→ **What is needed**: Without the pictures, return each record as it appears.

→ **Data in this exercise**:
────────────────────
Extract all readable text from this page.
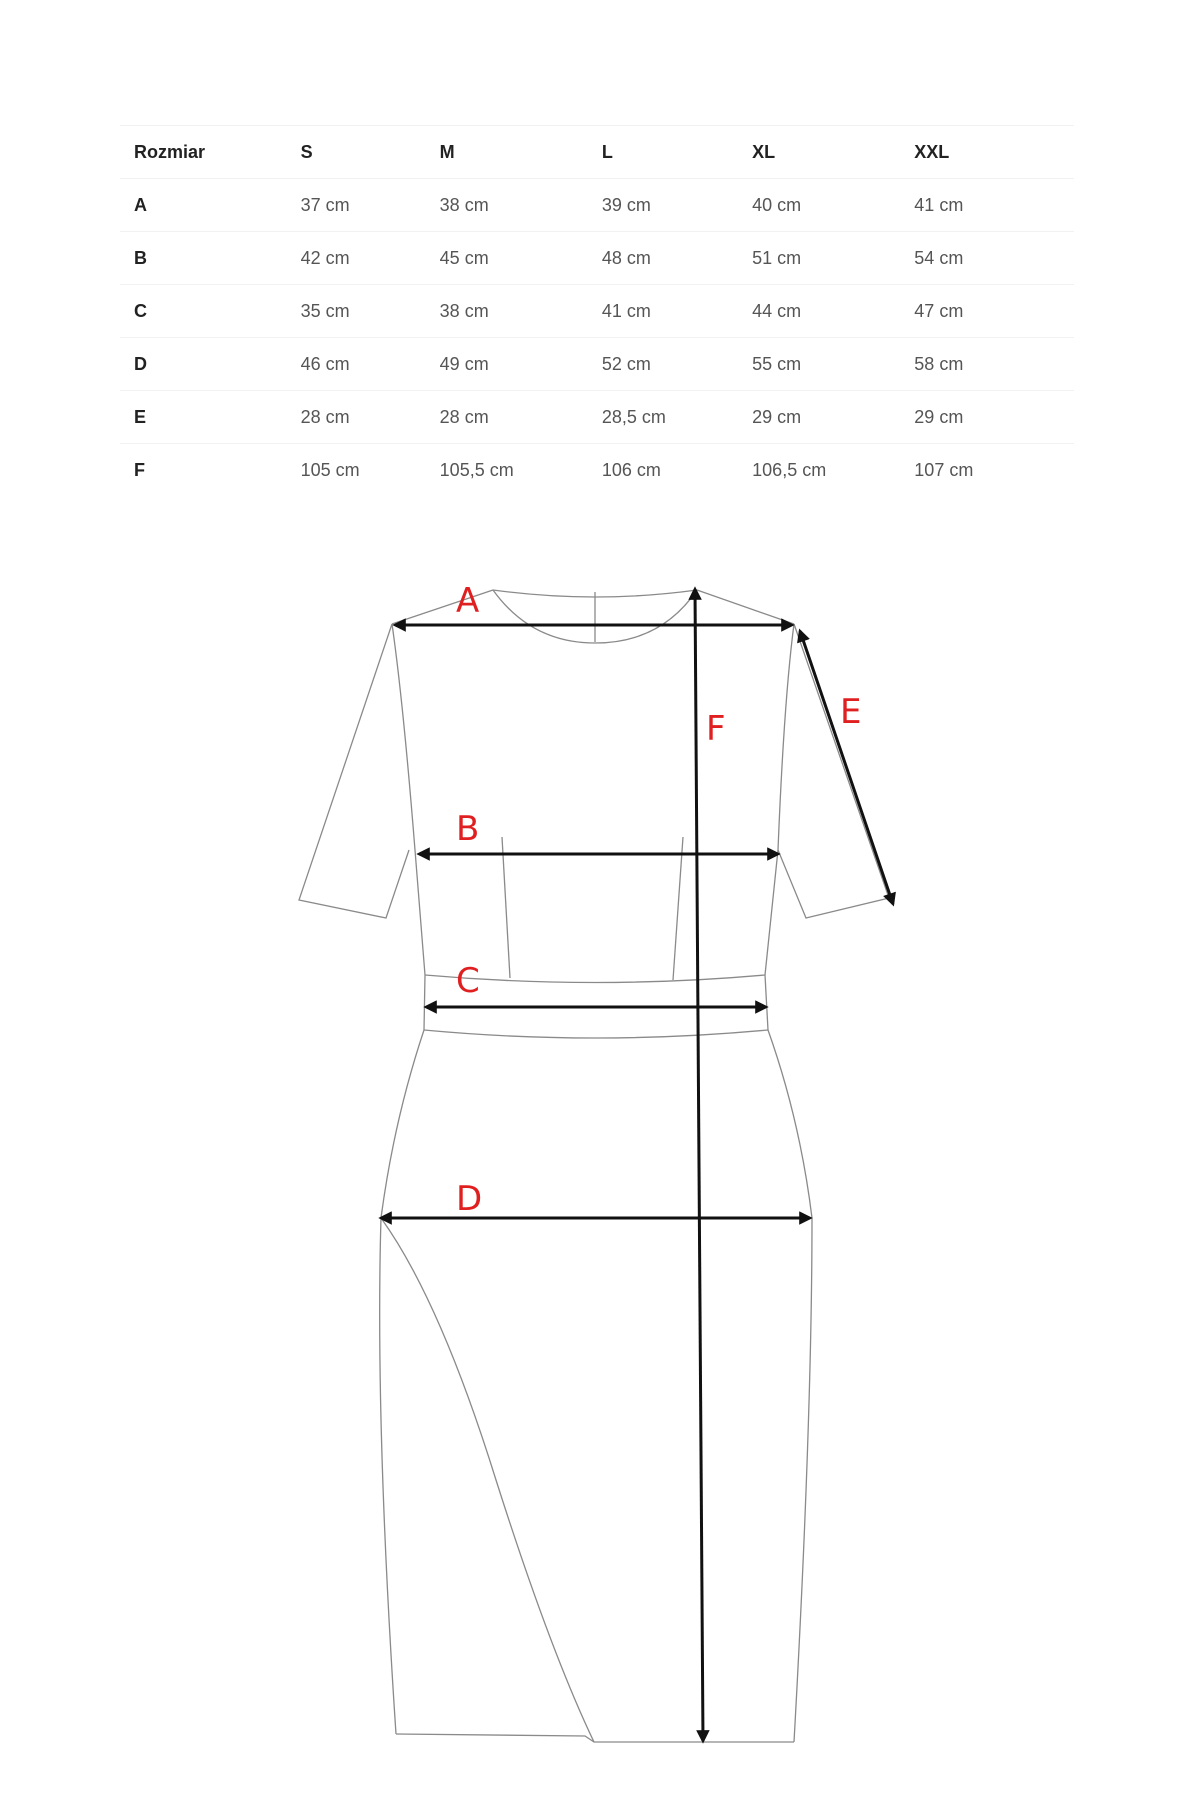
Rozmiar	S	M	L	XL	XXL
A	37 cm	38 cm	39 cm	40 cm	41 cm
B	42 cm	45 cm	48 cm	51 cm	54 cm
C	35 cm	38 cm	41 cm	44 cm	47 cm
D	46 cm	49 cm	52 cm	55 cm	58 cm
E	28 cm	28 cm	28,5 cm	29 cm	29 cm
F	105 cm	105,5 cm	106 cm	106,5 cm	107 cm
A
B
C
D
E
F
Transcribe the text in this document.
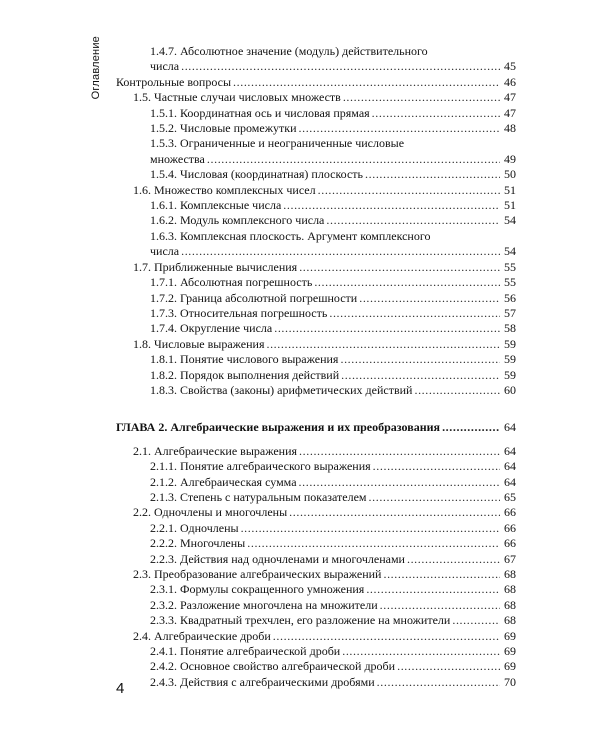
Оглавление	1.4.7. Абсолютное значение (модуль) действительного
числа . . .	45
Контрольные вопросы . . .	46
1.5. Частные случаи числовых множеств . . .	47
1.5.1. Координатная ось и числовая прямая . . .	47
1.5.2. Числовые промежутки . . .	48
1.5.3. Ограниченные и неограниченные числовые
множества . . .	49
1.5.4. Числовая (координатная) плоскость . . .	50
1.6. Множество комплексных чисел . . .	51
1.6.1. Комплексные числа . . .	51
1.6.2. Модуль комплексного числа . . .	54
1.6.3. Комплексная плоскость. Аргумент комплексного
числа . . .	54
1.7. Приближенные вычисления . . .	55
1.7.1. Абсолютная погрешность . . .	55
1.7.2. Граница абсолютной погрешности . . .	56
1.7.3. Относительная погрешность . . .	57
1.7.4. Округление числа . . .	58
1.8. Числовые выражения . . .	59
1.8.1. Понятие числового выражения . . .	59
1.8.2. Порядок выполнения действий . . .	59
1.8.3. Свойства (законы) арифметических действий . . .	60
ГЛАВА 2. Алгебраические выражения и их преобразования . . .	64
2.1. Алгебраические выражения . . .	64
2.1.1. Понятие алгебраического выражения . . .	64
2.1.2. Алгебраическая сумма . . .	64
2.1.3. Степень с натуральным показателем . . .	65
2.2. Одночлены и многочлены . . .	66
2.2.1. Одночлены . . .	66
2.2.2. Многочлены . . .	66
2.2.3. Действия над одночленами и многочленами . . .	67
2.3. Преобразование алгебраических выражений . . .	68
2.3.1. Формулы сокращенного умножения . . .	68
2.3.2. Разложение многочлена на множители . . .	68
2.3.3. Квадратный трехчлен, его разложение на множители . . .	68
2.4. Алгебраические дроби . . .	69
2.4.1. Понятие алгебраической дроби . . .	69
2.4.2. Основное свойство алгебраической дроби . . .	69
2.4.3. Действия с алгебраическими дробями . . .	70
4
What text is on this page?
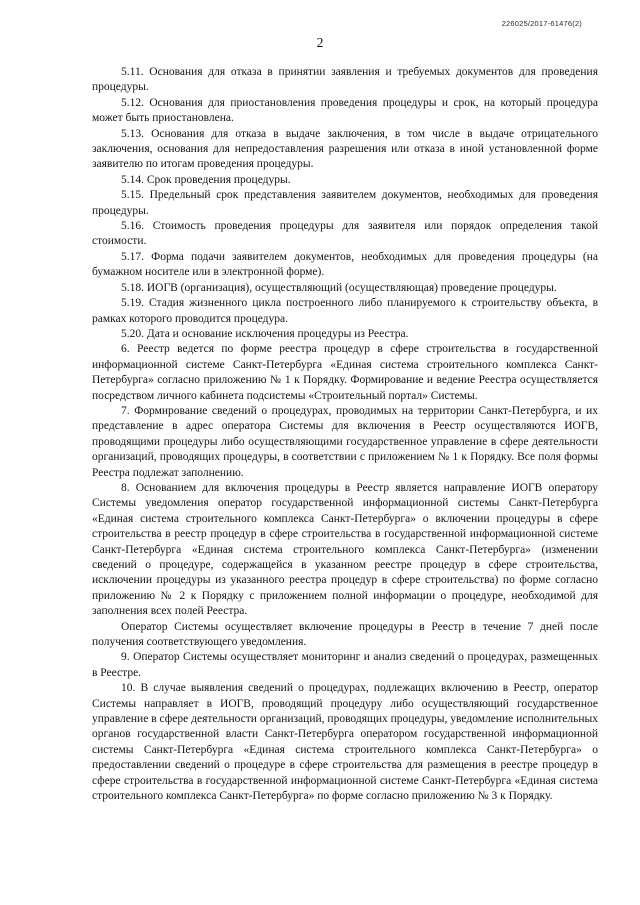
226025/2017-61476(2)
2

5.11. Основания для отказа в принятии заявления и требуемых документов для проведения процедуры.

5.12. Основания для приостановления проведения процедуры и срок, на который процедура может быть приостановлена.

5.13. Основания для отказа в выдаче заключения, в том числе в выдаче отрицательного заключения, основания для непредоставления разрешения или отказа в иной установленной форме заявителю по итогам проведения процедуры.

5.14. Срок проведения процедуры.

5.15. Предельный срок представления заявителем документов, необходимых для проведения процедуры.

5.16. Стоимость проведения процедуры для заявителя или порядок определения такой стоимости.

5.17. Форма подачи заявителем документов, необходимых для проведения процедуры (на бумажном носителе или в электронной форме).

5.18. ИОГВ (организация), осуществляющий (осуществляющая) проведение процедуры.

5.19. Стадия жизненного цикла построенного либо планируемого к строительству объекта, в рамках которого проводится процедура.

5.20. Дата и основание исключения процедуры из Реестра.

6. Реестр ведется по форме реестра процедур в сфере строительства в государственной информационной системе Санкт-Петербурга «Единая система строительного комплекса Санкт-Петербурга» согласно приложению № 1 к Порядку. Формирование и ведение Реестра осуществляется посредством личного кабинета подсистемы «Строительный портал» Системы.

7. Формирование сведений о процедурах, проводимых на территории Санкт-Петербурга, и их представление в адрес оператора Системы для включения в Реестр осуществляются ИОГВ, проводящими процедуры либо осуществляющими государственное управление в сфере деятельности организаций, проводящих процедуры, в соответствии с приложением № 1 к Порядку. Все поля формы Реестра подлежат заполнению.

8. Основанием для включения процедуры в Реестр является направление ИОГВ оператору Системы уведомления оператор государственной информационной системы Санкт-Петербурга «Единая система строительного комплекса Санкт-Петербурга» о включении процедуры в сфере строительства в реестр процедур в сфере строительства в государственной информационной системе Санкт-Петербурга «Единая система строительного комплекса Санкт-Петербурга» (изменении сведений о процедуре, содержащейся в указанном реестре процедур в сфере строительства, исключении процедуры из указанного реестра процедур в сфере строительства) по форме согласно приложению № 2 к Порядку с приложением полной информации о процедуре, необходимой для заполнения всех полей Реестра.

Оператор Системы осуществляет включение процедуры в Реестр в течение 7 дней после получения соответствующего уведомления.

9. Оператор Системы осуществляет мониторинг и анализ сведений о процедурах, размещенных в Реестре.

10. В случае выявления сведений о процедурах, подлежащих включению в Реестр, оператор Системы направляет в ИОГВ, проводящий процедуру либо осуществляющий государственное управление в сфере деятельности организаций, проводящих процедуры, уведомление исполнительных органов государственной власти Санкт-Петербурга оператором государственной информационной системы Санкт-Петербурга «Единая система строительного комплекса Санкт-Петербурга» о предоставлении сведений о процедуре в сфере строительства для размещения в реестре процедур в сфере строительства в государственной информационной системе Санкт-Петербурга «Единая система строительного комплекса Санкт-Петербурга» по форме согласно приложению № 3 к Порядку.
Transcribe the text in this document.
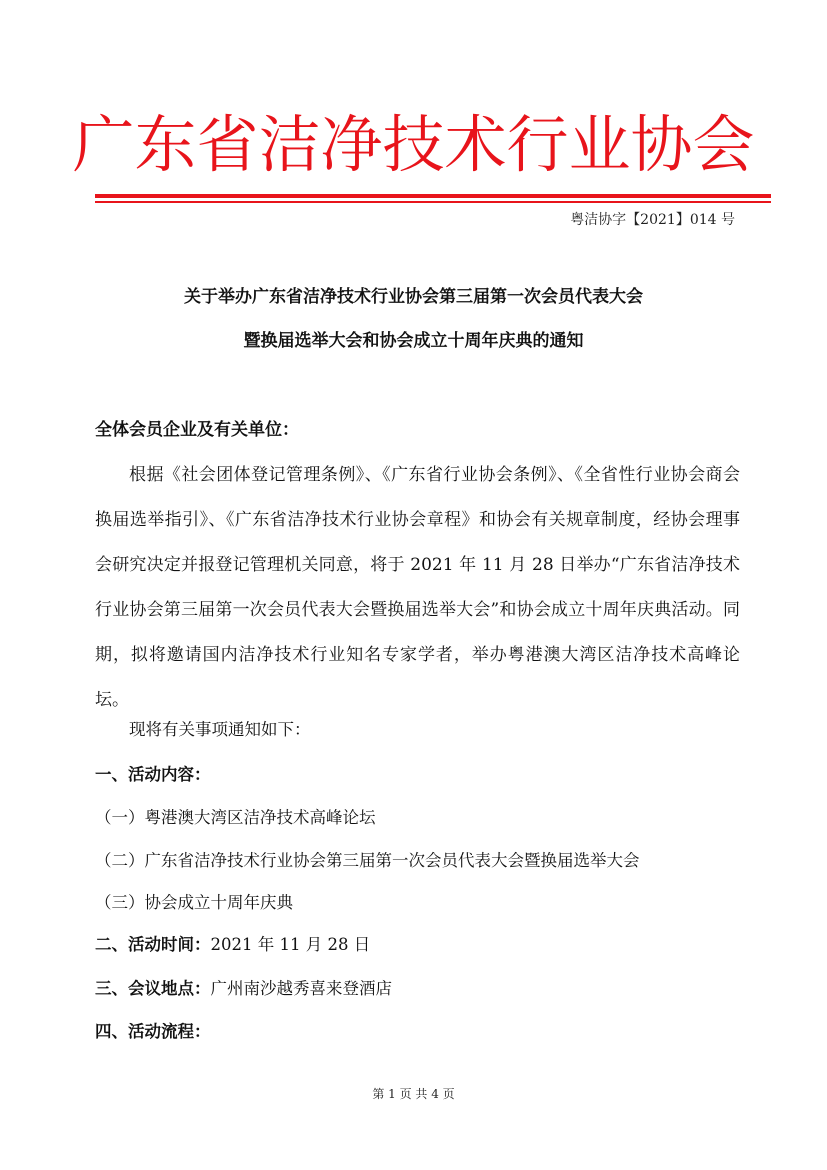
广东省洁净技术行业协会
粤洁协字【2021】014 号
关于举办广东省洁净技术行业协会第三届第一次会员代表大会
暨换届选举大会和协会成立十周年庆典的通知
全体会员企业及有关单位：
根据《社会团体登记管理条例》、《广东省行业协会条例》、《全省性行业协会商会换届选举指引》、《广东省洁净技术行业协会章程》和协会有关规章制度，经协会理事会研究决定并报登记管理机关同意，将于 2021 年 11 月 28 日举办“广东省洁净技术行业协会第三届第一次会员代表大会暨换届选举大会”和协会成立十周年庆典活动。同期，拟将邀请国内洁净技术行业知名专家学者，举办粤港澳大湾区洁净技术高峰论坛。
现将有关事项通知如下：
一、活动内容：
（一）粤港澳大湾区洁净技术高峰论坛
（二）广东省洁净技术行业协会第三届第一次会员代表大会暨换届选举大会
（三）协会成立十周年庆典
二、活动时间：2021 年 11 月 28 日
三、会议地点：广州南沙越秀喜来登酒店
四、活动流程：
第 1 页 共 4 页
────────────────────
→ **Written solution**:
Extract all readable text from this page.
Rozmiar	S	M	L	XL	XXL
A	37 cm	38 cm	39 cm	40 cm	41 cm
B	42 cm	45 cm	48 cm	51 cm	54 cm
C	35 cm	38 cm	41 cm	44 cm	47 cm
D	46 cm	49 cm	52 cm	55 cm	58 cm
E	28 cm	28 cm	28,5 cm	29 cm	29 cm
F	105 cm	105,5 cm	106 cm	106,5 cm	107 cm
A
B
C
D
E
F
Transcribe the text in this document.
Оглавление	1.4.7. Абсолютное значение (модуль) действительного
числа . . .	45
Контрольные вопросы . . .	46
1.5. Частные случаи числовых множеств . . .	47
1.5.1. Координатная ось и числовая прямая . . .	47
1.5.2. Числовые промежутки . . .	48
1.5.3. Ограниченные и неограниченные числовые
множества . . .	49
1.5.4. Числовая (координатная) плоскость . . .	50
1.6. Множество комплексных чисел . . .	51
1.6.1. Комплексные числа . . .	51
1.6.2. Модуль комплексного числа . . .	54
1.6.3. Комплексная плоскость. Аргумент комплексного
числа . . .	54
1.7. Приближенные вычисления . . .	55
1.7.1. Абсолютная погрешность . . .	55
1.7.2. Граница абсолютной погрешности . . .	56
1.7.3. Относительная погрешность . . .	57
1.7.4. Округление числа . . .	58
1.8. Числовые выражения . . .	59
1.8.1. Понятие числового выражения . . .	59
1.8.2. Порядок выполнения действий . . .	59
1.8.3. Свойства (законы) арифметических действий . . .	60
ГЛАВА 2. Алгебраические выражения и их преобразования . . .	64
2.1. Алгебраические выражения . . .	64
2.1.1. Понятие алгебраического выражения . . .	64
2.1.2. Алгебраическая сумма . . .	64
2.1.3. Степень с натуральным показателем . . .	65
2.2. Одночлены и многочлены . . .	66
2.2.1. Одночлены . . .	66
2.2.2. Многочлены . . .	66
2.2.3. Действия над одночленами и многочленами . . .	67
2.3. Преобразование алгебраических выражений . . .	68
2.3.1. Формулы сокращенного умножения . . .	68
2.3.2. Разложение многочлена на множители . . .	68
2.3.3. Квадратный трехчлен, его разложение на множители . . .	68
2.4. Алгебраические дроби . . .	69
2.4.1. Понятие алгебраической дроби . . .	69
2.4.2. Основное свойство алгебраической дроби . . .	69
2.4.3. Действия с алгебраическими дробями . . .	70
4
What text is on this page?
226025/2017-61476(2)
2

5.11. Основания для отказа в принятии заявления и требуемых документов для проведения процедуры.

5.12. Основания для приостановления проведения процедуры и срок, на который процедура может быть приостановлена.

5.13. Основания для отказа в выдаче заключения, в том числе в выдаче отрицательного заключения, основания для непредоставления разрешения или отказа в иной установленной форме заявителю по итогам проведения процедуры.

5.14. Срок проведения процедуры.

5.15. Предельный срок представления заявителем документов, необходимых для проведения процедуры.

5.16. Стоимость проведения процедуры для заявителя или порядок определения такой стоимости.

5.17. Форма подачи заявителем документов, необходимых для проведения процедуры (на бумажном носителе или в электронной форме).

5.18. ИОГВ (организация), осуществляющий (осуществляющая) проведение процедуры.

5.19. Стадия жизненного цикла построенного либо планируемого к строительству объекта, в рамках которого проводится процедура.

5.20. Дата и основание исключения процедуры из Реестра.

6. Реестр ведется по форме реестра процедур в сфере строительства в государственной информационной системе Санкт-Петербурга «Единая система строительного комплекса Санкт-Петербурга» согласно приложению № 1 к Порядку. Формирование и ведение Реестра осуществляется посредством личного кабинета подсистемы «Строительный портал» Системы.

7. Формирование сведений о процедурах, проводимых на территории Санкт-Петербурга, и их представление в адрес оператора Системы для включения в Реестр осуществляются ИОГВ, проводящими процедуры либо осуществляющими государственное управление в сфере деятельности организаций, проводящих процедуры, в соответствии с приложением № 1 к Порядку. Все поля формы Реестра подлежат заполнению.

8. Основанием для включения процедуры в Реестр является направление ИОГВ оператору Системы уведомления оператор государственной информационной системы Санкт-Петербурга «Единая система строительного комплекса Санкт-Петербурга» о включении процедуры в сфере строительства в реестр процедур в сфере строительства в государственной информационной системе Санкт-Петербурга «Единая система строительного комплекса Санкт-Петербурга» (изменении сведений о процедуре, содержащейся в указанном реестре процедур в сфере строительства, исключении процедуры из указанного реестра процедур в сфере строительства) по форме согласно приложению № 2 к Порядку с приложением полной информации о процедуре, необходимой для заполнения всех полей Реестра.

Оператор Системы осуществляет включение процедуры в Реестр в течение 7 дней после получения соответствующего уведомления.

9. Оператор Системы осуществляет мониторинг и анализ сведений о процедурах, размещенных в Реестре.

10. В случае выявления сведений о процедурах, подлежащих включению в Реестр, оператор Системы направляет в ИОГВ, проводящий процедуру либо осуществляющий государственное управление в сфере деятельности организаций, проводящих процедуры, уведомление исполнительных органов государственной власти Санкт-Петербурга оператором государственной информационной системы Санкт-Петербурга «Единая система строительного комплекса Санкт-Петербурга» о предоставлении сведений о процедуре в сфере строительства для размещения в реестре процедур в сфере строительства в государственной информационной системе Санкт-Петербурга «Единая система строительного комплекса Санкт-Петербурга» по форме согласно приложению № 3 к Порядку.
Transcribe the text in this document.
广东省洁净技术行业协会
粤洁协字【2021】014 号
关于举办广东省洁净技术行业协会第三届第一次会员代表大会
暨换届选举大会和协会成立十周年庆典的通知
全体会员企业及有关单位：
根据《社会团体登记管理条例》、《广东省行业协会条例》、《全省性行业协会商会换届选举指引》、《广东省洁净技术行业协会章程》和协会有关规章制度，经协会理事会研究决定并报登记管理机关同意，将于 2021 年 11 月 28 日举办“广东省洁净技术行业协会第三届第一次会员代表大会暨换届选举大会”和协会成立十周年庆典活动。同期，拟将邀请国内洁净技术行业知名专家学者，举办粤港澳大湾区洁净技术高峰论坛。
现将有关事项通知如下：
一、活动内容：
（一）粤港澳大湾区洁净技术高峰论坛
（二）广东省洁净技术行业协会第三届第一次会员代表大会暨换届选举大会
（三）协会成立十周年庆典
二、活动时间：2021 年 11 月 28 日
三、会议地点：广州南沙越秀喜来登酒店
四、活动流程：
第 1 页 共 4 页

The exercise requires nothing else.